--- Set problem ---
Copy the entries below exactly. Images do not belong in the copy.
•••••
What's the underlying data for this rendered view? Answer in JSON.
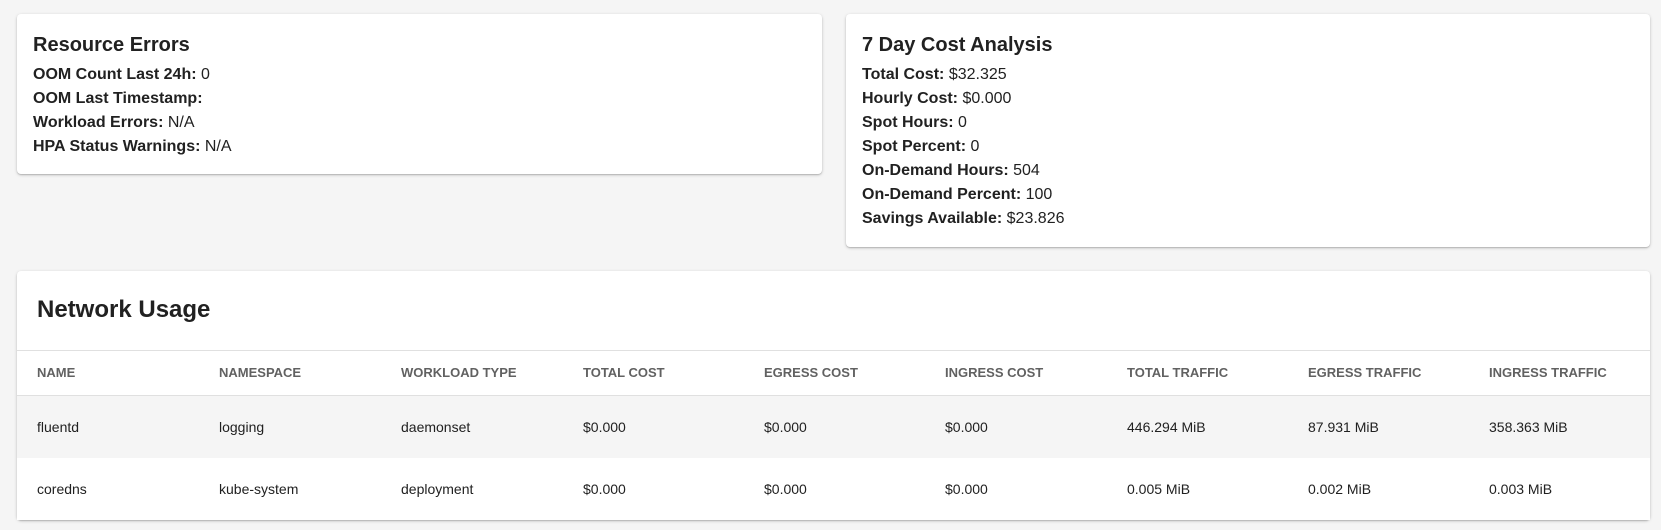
{
  "resource_errors": {
    "title": "Resource Errors",
    "stats": [
      {
        "label": "OOM Count Last 24h:",
        "value": "0"
      },
      {
        "label": "OOM Last Timestamp:",
        "value": ""
      },
      {
        "label": "Workload Errors:",
        "value": "N/A"
      },
      {
        "label": "HPA Status Warnings:",
        "value": "N/A"
      }
    ]
  },
  "cost_analysis": {
    "title": "7 Day Cost Analysis",
    "stats": [
      {
        "label": "Total Cost:",
        "value": "$32.325"
      },
      {
        "label": "Hourly Cost:",
        "value": "$0.000"
      },
      {
        "label": "Spot Hours:",
        "value": "0"
      },
      {
        "label": "Spot Percent:",
        "value": "0"
      },
      {
        "label": "On-Demand Hours:",
        "value": "504"
      },
      {
        "label": "On-Demand Percent:",
        "value": "100"
      },
      {
        "label": "Savings Available:",
        "value": "$23.826"
      }
    ]
  },
  "network_usage": {
    "title": "Network Usage",
    "columns": [
      "Name",
      "Namespace",
      "Workload Type",
      "Total Cost",
      "Egress Cost",
      "Ingress Cost",
      "Total Traffic",
      "Egress Traffic",
      "Ingress Traffic"
    ],
    "rows": [
      [
        "fluentd",
        "logging",
        "daemonset",
        "$0.000",
        "$0.000",
        "$0.000",
        "446.294 MiB",
        "87.931 MiB",
        "358.363 MiB"
      ],
      [
        "coredns",
        "kube-system",
        "deployment",
        "$0.000",
        "$0.000",
        "$0.000",
        "0.005 MiB",
        "0.002 MiB",
        "0.003 MiB"
      ]
    ]
  }
}
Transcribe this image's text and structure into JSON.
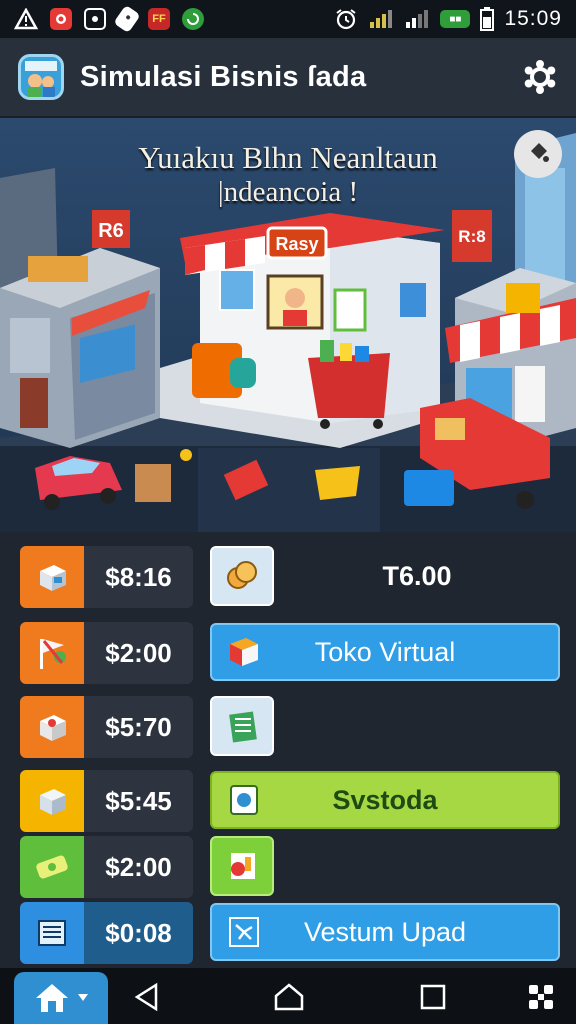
•••••
--- Output for this task ---
What's the underlying data for this rendered view? Answer in JSON.
{
  "resource_errors": {
    "title": "Resource Errors",
    "stats": [
      {
        "label": "OOM Count Last 24h:",
        "value": "0"
      },
      {
        "label": "OOM Last Timestamp:",
        "value": ""
      },
      {
        "label": "Workload Errors:",
        "value": "N/A"
      },
      {
        "label": "HPA Status Warnings:",
        "value": "N/A"
      }
    ]
  },
  "cost_analysis": {
    "title": "7 Day Cost Analysis",
    "stats": [
      {
        "label": "Total Cost:",
        "value": "$32.325"
      },
      {
        "label": "Hourly Cost:",
        "value": "$0.000"
      },
      {
        "label": "Spot Hours:",
        "value": "0"
      },
      {
        "label": "Spot Percent:",
        "value": "0"
      },
      {
        "label": "On-Demand Hours:",
        "value": "504"
      },
      {
        "label": "On-Demand Percent:",
        "value": "100"
      },
      {
        "label": "Savings Available:",
        "value": "$23.826"
      }
    ]
  },
  "network_usage": {
    "title": "Network Usage",
    "columns": [
      "Name",
      "Namespace",
      "Workload Type",
      "Total Cost",
      "Egress Cost",
      "Ingress Cost",
      "Total Traffic",
      "Egress Traffic",
      "Ingress Traffic"
    ],
    "rows": [
      [
        "fluentd",
        "logging",
        "daemonset",
        "$0.000",
        "$0.000",
        "$0.000",
        "446.294 MiB",
        "87.931 MiB",
        "358.363 MiB"
      ],
      [
        "coredns",
        "kube-system",
        "deployment",
        "$0.000",
        "$0.000",
        "$0.000",
        "0.005 MiB",
        "0.002 MiB",
        "0.003 MiB"
      ]
    ]
  }
}
Transcribe this image's text and structure into JSON.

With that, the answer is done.